▶ _REQUIRED TASK_
Write out every line of the material as it stands, apart from the pictures.

▶ _MATERIAL PROVIDED_
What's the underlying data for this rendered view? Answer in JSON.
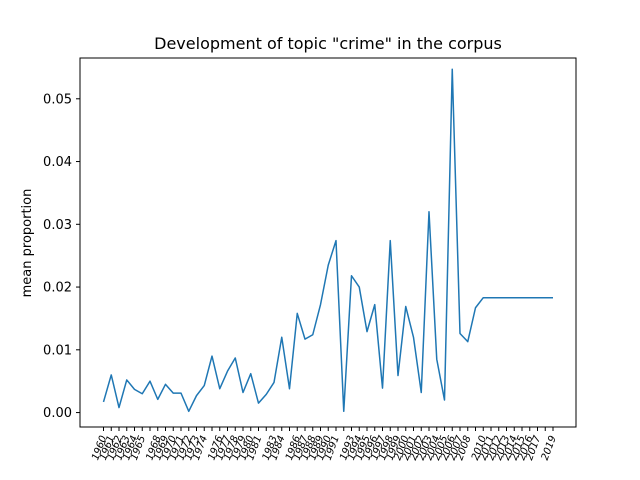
{
  "chart_data": {
    "type": "line",
    "title": "Development of topic \"crime\" in the corpus",
    "xlabel": "",
    "ylabel": "mean proportion",
    "ylim": [
      -0.0023,
      0.0565
    ],
    "yticks": [
      0.0,
      0.01,
      0.02,
      0.03,
      0.04,
      0.05
    ],
    "ytick_labels": [
      "0.00",
      "0.01",
      "0.02",
      "0.03",
      "0.04",
      "0.05"
    ],
    "x": [
      "1960",
      "1961",
      "1962",
      "1963",
      "1964",
      "1965",
      "1966",
      "1968",
      "1969",
      "1970",
      "1971",
      "1972",
      "1973",
      "1974",
      "1975",
      "1976",
      "1977",
      "1978",
      "1979",
      "1980",
      "1981",
      "1982",
      "1983",
      "1984",
      "1985",
      "1986",
      "1987",
      "1988",
      "1989",
      "1990",
      "1991",
      "1992",
      "1993",
      "1994",
      "1995",
      "1996",
      "1997",
      "1998",
      "1999",
      "2000",
      "2001",
      "2002",
      "2003",
      "2004",
      "2005",
      "2006",
      "2007",
      "2008",
      "2009",
      "2010",
      "2011",
      "2012",
      "2013",
      "2014",
      "2015",
      "2016",
      "2017",
      "2018",
      "2019"
    ],
    "x_tick_labels": [
      "1960",
      "1961",
      "1962",
      "1963",
      "1964",
      "1965",
      "1968",
      "1969",
      "1970",
      "1971",
      "1972",
      "1973",
      "1974",
      "1976",
      "1977",
      "1978",
      "1979",
      "1980",
      "1981",
      "1983",
      "1984",
      "1986",
      "1987",
      "1988",
      "1989",
      "1990",
      "1991",
      "1993",
      "1994",
      "1995",
      "1996",
      "1997",
      "1998",
      "1999",
      "2000",
      "2001",
      "2002",
      "2003",
      "2004",
      "2005",
      "2006",
      "2007",
      "2008",
      "2010",
      "2011",
      "2012",
      "2013",
      "2014",
      "2015",
      "2016",
      "2017",
      "2019"
    ],
    "series": [
      {
        "color": "#1f77b4",
        "values": [
          0.0017,
          0.006,
          0.0008,
          0.0052,
          0.0037,
          0.003,
          0.005,
          0.0021,
          0.0045,
          0.0031,
          0.0031,
          0.0002,
          0.0027,
          0.0043,
          0.009,
          0.0038,
          0.0066,
          0.0087,
          0.0032,
          0.0062,
          0.0015,
          0.0029,
          0.0048,
          0.012,
          0.0038,
          0.0158,
          0.0117,
          0.0124,
          0.0172,
          0.0235,
          0.0274,
          0.0002,
          0.0218,
          0.02,
          0.0129,
          0.0172,
          0.0039,
          0.0274,
          0.0059,
          0.0169,
          0.012,
          0.0032,
          0.032,
          0.0085,
          0.002,
          0.0547,
          0.0126,
          0.0113,
          0.0167,
          0.0183,
          0.0183,
          0.0183,
          0.0183,
          0.0183,
          0.0183,
          0.0183,
          0.0183,
          0.0183,
          0.0183
        ]
      }
    ],
    "grid": false,
    "legend": "none"
  }
}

▶ _THE RESULT_
What's the underlying data for this rendered view? Answer in JSON.
{
  "chart_data": {
    "type": "line",
    "title": "Development of topic \"crime\" in the corpus",
    "xlabel": "",
    "ylabel": "mean proportion",
    "ylim": [
      -0.0023,
      0.0565
    ],
    "yticks": [
      0.0,
      0.01,
      0.02,
      0.03,
      0.04,
      0.05
    ],
    "ytick_labels": [
      "0.00",
      "0.01",
      "0.02",
      "0.03",
      "0.04",
      "0.05"
    ],
    "x": [
      "1960",
      "1961",
      "1962",
      "1963",
      "1964",
      "1965",
      "1966",
      "1968",
      "1969",
      "1970",
      "1971",
      "1972",
      "1973",
      "1974",
      "1975",
      "1976",
      "1977",
      "1978",
      "1979",
      "1980",
      "1981",
      "1982",
      "1983",
      "1984",
      "1985",
      "1986",
      "1987",
      "1988",
      "1989",
      "1990",
      "1991",
      "1992",
      "1993",
      "1994",
      "1995",
      "1996",
      "1997",
      "1998",
      "1999",
      "2000",
      "2001",
      "2002",
      "2003",
      "2004",
      "2005",
      "2006",
      "2007",
      "2008",
      "2009",
      "2010",
      "2011",
      "2012",
      "2013",
      "2014",
      "2015",
      "2016",
      "2017",
      "2018",
      "2019"
    ],
    "x_tick_labels": [
      "1960",
      "1961",
      "1962",
      "1963",
      "1964",
      "1965",
      "1968",
      "1969",
      "1970",
      "1971",
      "1972",
      "1973",
      "1974",
      "1976",
      "1977",
      "1978",
      "1979",
      "1980",
      "1981",
      "1983",
      "1984",
      "1986",
      "1987",
      "1988",
      "1989",
      "1990",
      "1991",
      "1993",
      "1994",
      "1995",
      "1996",
      "1997",
      "1998",
      "1999",
      "2000",
      "2001",
      "2002",
      "2003",
      "2004",
      "2005",
      "2006",
      "2007",
      "2008",
      "2010",
      "2011",
      "2012",
      "2013",
      "2014",
      "2015",
      "2016",
      "2017",
      "2019"
    ],
    "series": [
      {
        "color": "#1f77b4",
        "values": [
          0.0017,
          0.006,
          0.0008,
          0.0052,
          0.0037,
          0.003,
          0.005,
          0.0021,
          0.0045,
          0.0031,
          0.0031,
          0.0002,
          0.0027,
          0.0043,
          0.009,
          0.0038,
          0.0066,
          0.0087,
          0.0032,
          0.0062,
          0.0015,
          0.0029,
          0.0048,
          0.012,
          0.0038,
          0.0158,
          0.0117,
          0.0124,
          0.0172,
          0.0235,
          0.0274,
          0.0002,
          0.0218,
          0.02,
          0.0129,
          0.0172,
          0.0039,
          0.0274,
          0.0059,
          0.0169,
          0.012,
          0.0032,
          0.032,
          0.0085,
          0.002,
          0.0547,
          0.0126,
          0.0113,
          0.0167,
          0.0183,
          0.0183,
          0.0183,
          0.0183,
          0.0183,
          0.0183,
          0.0183,
          0.0183,
          0.0183,
          0.0183
        ]
      }
    ],
    "grid": false,
    "legend": "none"
  }
}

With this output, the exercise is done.